(Data excerpts)
* * * * * * *

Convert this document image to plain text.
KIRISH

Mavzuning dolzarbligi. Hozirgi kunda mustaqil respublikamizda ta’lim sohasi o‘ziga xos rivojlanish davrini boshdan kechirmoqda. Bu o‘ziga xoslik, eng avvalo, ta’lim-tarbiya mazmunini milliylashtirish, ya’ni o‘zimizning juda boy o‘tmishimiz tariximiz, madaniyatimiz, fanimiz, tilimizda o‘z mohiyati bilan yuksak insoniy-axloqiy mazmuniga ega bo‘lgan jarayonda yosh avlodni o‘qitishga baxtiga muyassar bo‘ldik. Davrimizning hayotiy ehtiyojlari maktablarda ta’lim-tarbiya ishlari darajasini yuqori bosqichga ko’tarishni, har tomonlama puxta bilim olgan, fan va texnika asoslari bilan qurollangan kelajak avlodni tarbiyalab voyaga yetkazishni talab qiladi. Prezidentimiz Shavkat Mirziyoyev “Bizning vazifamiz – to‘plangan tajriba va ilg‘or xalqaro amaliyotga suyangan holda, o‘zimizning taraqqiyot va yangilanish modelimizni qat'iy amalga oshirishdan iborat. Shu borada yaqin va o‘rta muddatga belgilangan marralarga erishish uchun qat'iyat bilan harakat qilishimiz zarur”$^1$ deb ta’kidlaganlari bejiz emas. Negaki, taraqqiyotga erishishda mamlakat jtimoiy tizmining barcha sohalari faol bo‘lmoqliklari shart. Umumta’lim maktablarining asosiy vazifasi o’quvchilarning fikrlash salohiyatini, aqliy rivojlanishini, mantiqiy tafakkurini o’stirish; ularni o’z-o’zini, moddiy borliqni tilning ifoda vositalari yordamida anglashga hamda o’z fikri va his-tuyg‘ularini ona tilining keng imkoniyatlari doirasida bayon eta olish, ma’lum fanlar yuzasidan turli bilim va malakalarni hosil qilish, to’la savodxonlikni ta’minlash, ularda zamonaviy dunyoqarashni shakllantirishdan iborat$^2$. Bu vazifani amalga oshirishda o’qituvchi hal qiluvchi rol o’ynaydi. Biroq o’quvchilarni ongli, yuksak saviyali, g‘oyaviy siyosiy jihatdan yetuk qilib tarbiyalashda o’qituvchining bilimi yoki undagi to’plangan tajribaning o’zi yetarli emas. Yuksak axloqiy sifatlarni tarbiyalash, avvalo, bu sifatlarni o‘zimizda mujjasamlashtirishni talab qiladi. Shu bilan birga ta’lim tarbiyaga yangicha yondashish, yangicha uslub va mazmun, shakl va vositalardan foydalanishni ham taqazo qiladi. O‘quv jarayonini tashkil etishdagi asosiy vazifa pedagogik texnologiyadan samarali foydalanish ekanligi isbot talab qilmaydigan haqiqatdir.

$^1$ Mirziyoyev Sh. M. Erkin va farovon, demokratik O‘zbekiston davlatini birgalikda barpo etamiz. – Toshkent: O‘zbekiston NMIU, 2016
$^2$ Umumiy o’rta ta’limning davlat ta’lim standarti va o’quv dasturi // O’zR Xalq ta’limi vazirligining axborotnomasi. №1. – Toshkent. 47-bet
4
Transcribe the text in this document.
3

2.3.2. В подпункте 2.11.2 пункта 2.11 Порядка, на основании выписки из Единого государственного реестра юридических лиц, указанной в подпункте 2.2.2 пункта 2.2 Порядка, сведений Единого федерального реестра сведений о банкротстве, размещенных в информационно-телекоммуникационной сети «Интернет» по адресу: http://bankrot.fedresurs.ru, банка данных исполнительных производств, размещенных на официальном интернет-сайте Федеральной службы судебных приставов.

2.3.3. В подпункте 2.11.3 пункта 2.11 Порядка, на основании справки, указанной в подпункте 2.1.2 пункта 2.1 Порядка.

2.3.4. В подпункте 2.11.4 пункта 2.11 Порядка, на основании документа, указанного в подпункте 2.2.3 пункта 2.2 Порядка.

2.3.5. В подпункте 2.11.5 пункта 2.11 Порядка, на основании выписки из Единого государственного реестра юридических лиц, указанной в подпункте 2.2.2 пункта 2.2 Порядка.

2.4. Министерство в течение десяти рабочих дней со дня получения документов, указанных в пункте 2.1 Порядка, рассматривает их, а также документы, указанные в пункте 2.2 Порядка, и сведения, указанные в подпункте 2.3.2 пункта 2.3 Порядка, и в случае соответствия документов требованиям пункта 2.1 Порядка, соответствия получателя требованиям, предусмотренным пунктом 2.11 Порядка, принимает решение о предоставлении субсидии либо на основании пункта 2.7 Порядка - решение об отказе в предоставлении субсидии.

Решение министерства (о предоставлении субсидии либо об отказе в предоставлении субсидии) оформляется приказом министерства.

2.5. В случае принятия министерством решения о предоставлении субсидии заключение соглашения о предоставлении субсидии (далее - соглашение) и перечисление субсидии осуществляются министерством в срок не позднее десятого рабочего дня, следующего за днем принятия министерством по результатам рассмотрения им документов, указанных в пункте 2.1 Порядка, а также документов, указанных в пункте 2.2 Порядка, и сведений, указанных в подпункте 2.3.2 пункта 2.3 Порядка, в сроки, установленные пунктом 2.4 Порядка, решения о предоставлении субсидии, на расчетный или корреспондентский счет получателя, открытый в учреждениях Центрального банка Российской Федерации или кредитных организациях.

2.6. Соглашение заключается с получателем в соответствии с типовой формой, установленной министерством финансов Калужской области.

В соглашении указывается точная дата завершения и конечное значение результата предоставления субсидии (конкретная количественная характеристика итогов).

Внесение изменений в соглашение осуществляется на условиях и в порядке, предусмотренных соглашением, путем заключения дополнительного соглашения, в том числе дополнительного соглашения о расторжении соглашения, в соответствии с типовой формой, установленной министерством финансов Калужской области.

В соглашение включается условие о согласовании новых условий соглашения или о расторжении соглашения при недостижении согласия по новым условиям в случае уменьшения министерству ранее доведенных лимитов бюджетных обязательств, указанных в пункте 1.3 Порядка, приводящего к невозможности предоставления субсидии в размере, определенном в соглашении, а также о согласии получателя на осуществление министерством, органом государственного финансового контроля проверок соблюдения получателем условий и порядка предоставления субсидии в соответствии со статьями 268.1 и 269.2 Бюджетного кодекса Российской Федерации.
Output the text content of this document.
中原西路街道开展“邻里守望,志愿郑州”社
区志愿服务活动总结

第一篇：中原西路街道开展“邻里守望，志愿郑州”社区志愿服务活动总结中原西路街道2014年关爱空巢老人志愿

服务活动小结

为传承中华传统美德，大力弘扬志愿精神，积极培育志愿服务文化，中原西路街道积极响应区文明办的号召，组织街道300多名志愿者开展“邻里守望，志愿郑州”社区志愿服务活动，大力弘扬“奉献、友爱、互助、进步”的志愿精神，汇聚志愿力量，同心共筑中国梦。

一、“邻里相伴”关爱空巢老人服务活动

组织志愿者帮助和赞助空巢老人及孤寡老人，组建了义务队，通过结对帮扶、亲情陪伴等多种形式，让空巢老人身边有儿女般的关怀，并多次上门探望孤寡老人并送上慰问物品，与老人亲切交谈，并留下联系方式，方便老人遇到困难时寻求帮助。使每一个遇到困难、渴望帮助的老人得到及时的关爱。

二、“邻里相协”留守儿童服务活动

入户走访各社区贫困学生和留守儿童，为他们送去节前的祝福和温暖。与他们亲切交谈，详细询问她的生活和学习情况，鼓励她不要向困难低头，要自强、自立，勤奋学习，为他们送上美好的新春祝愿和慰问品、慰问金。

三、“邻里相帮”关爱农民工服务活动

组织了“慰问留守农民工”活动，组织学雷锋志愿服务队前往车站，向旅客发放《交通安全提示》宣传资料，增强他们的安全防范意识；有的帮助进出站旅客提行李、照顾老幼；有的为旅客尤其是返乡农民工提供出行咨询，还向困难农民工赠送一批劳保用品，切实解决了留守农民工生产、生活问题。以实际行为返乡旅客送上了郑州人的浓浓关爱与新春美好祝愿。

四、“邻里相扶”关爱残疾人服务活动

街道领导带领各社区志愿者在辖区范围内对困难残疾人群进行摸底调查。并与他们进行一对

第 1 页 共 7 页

* * * * * * *

> Your task
Take each line of the material that contains the word "юридических" and list it.

> Solution below
2.3.2. В подпункте 2.11.2 пункта 2.11 Порядка, на основании выписки из Единого государственного реестра юридических лиц, указанной в подпункте 2.2.2 пункта 2.2 Порядка, сведений Единого федерального реестра сведений о банкротстве, размещенных в информационно-телекоммуникационной сети «Интернет» по адресу: http://bankrot.fedresurs.ru, банка данных исполнительных производств, размещенных на официальном интернет-сайте Федеральной службы судебных приставов.
2.3.5. В подпункте 2.11.5 пункта 2.11 Порядка, на основании выписки из Единого государственного реестра юридических лиц, указанной в подпункте 2.2.2 пункта 2.2 Порядка.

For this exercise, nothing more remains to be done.